- EXERCISE INSTRUCTIONS
Scan the material for the word "kommun", and copy each line where it shows up.

[start INFORMATION SUPPLIED]

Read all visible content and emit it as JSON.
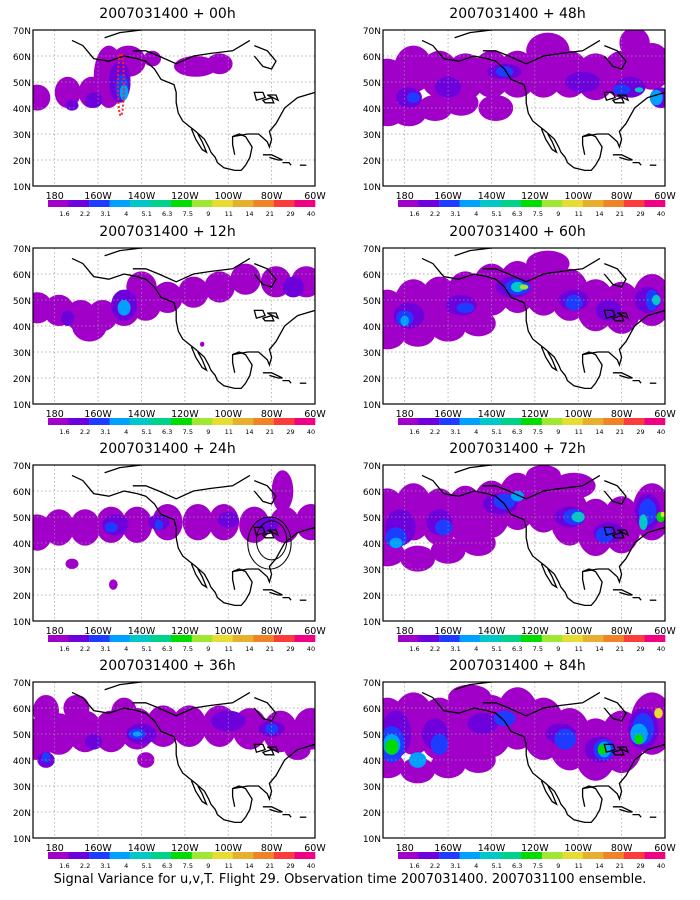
{
  "figure": {
    "caption": "Signal Variance for u,v,T. Flight 29. Observation time 2007031400. 2007031100 ensemble."
  },
  "axes": {
    "lat_labels": [
      "10N",
      "20N",
      "30N",
      "40N",
      "50N",
      "60N",
      "70N"
    ],
    "lon_labels": [
      "180",
      "160W",
      "140W",
      "120W",
      "100W",
      "80W",
      "60W"
    ]
  },
  "colorbar": {
    "levels": [
      "1.6",
      "2.2",
      "3.1",
      "4",
      "5.1",
      "6.3",
      "7.5",
      "9",
      "11",
      "14",
      "21",
      "29",
      "40"
    ],
    "colors": [
      "#a000c8",
      "#6e00dc",
      "#1e3cff",
      "#00a0ff",
      "#00c8c8",
      "#00d28c",
      "#00dc00",
      "#a0e632",
      "#e6dc32",
      "#e6af2d",
      "#f08228",
      "#fa3c3c",
      "#f00082"
    ]
  },
  "panels": [
    {
      "title": "2007031400 + 00h",
      "lead_hours": 0,
      "annotation": "red dotted track over 50N 148W"
    },
    {
      "title": "2007031400 + 12h",
      "lead_hours": 12
    },
    {
      "title": "2007031400 + 24h",
      "lead_hours": 24,
      "annotation": "concentric circles near 40N 82W"
    },
    {
      "title": "2007031400 + 36h",
      "lead_hours": 36
    },
    {
      "title": "2007031400 + 48h",
      "lead_hours": 48
    },
    {
      "title": "2007031400 + 60h",
      "lead_hours": 60
    },
    {
      "title": "2007031400 + 72h",
      "lead_hours": 72
    },
    {
      "title": "2007031400 + 84h",
      "lead_hours": 84
    }
  ]
}
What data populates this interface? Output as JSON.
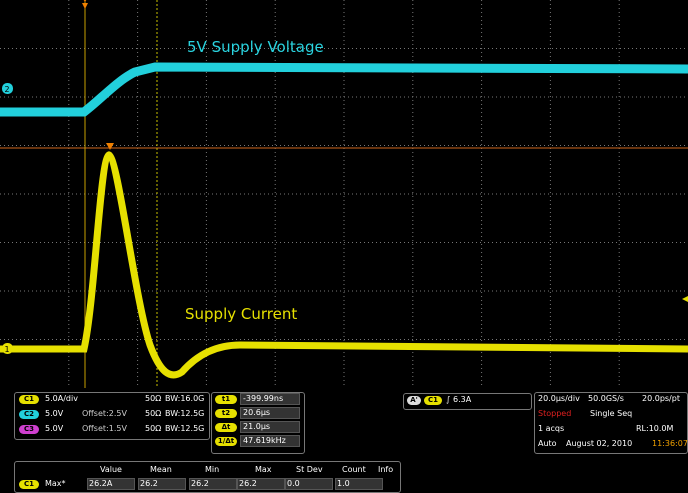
{
  "display": {
    "trace_labels": [
      "5V Supply Voltage",
      "Supply Current"
    ],
    "channel_markers": [
      "2",
      "1"
    ]
  },
  "channels": [
    {
      "id": "C1",
      "scale": "5.0A/div",
      "impedance": "50Ω",
      "bandwidth": "BW:16.0G"
    },
    {
      "id": "C2",
      "scale": "5.0V",
      "offset": "Offset:2.5V",
      "impedance": "50Ω",
      "bandwidth": "BW:12.5G"
    },
    {
      "id": "C3",
      "scale": "5.0V",
      "offset": "Offset:1.5V",
      "impedance": "50Ω",
      "bandwidth": "BW:12.5G"
    }
  ],
  "cursors": [
    {
      "label": "t1",
      "value": "-399.99ns"
    },
    {
      "label": "t2",
      "value": "20.6µs"
    },
    {
      "label": "Δt",
      "value": "21.0µs"
    },
    {
      "label": "1/Δt",
      "value": "47.619kHz"
    }
  ],
  "trigger": {
    "mode": "A'",
    "source": "C1",
    "level": "6.3A"
  },
  "timebase": {
    "scale": "20.0µs/div",
    "sample_rate": "50.0GS/s",
    "resolution": "20.0ps/pt",
    "state": "Stopped",
    "run_mode": "Single Seq",
    "acquisitions": "1 acqs",
    "record_length": "RL:10.0M",
    "trigger_mode": "Auto",
    "date": "August 02, 2010",
    "time": "11:36:07"
  },
  "measurements": {
    "columns": [
      "Value",
      "Mean",
      "Min",
      "Max",
      "St Dev",
      "Count",
      "Info"
    ],
    "rows": [
      {
        "source": "C1",
        "name": "Max*",
        "cells": [
          "26.2A",
          "26.2",
          "26.2",
          "26.2",
          "0.0",
          "1.0"
        ]
      }
    ]
  }
}
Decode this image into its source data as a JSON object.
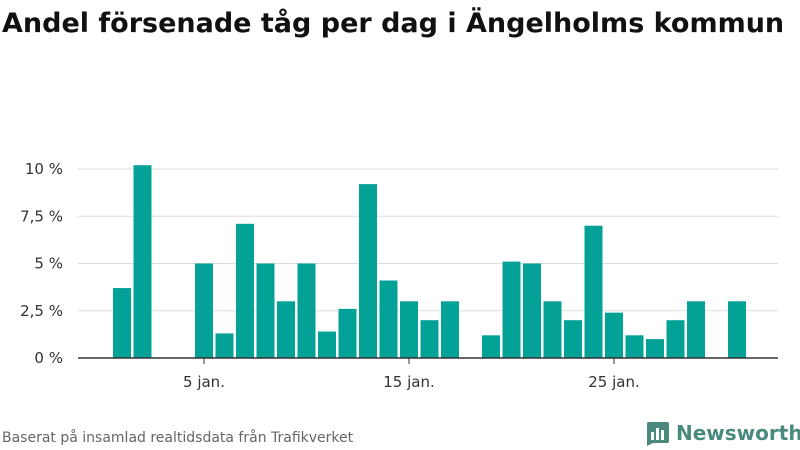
{
  "title": "Andel försenade tåg per dag i Ängelholms kommun",
  "footer": {
    "note": "Baserat på insamlad realtidsdata från Trafikverket",
    "brand": "Newsworthy"
  },
  "colors": {
    "bar": "#04a196",
    "grid": "#dddddd",
    "brand": "#4a8a7e"
  },
  "chart_data": {
    "type": "bar",
    "title": "Andel försenade tåg per dag i Ängelholms kommun",
    "xlabel": "",
    "ylabel": "",
    "unit": "%",
    "ylim": [
      0,
      10.5
    ],
    "y_ticks": [
      0,
      2.5,
      5,
      7.5,
      10
    ],
    "y_tick_labels": [
      "0 %",
      "2,5 %",
      "5 %",
      "7,5 %",
      "10 %"
    ],
    "x_tick_days": [
      5,
      15,
      25
    ],
    "x_tick_labels": [
      "5 jan.",
      "15 jan.",
      "25 jan."
    ],
    "grid": true,
    "days": [
      1,
      2,
      3,
      4,
      5,
      6,
      7,
      8,
      9,
      10,
      11,
      12,
      13,
      14,
      15,
      16,
      17,
      18,
      19,
      20,
      21,
      22,
      23,
      24,
      25,
      26,
      27,
      28,
      29,
      30,
      31,
      32,
      33,
      34
    ],
    "values": [
      3.7,
      10.2,
      null,
      null,
      5.0,
      1.3,
      7.1,
      5.0,
      3.0,
      5.0,
      1.4,
      2.6,
      9.2,
      4.1,
      3.0,
      2.0,
      3.0,
      null,
      1.2,
      5.1,
      5.0,
      3.0,
      2.0,
      7.0,
      2.4,
      1.2,
      1.0,
      2.0,
      3.0,
      null,
      3.0,
      null,
      null,
      null
    ],
    "grid_color": "#dddddd"
  }
}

[end INFORMATION SUPPLIED]

- RESULT OF THE EXERCISE
  "title": "Andel försenade tåg per dag i Ängelholms kommun",
    "title": "Andel försenade tåg per dag i Ängelholms kommun",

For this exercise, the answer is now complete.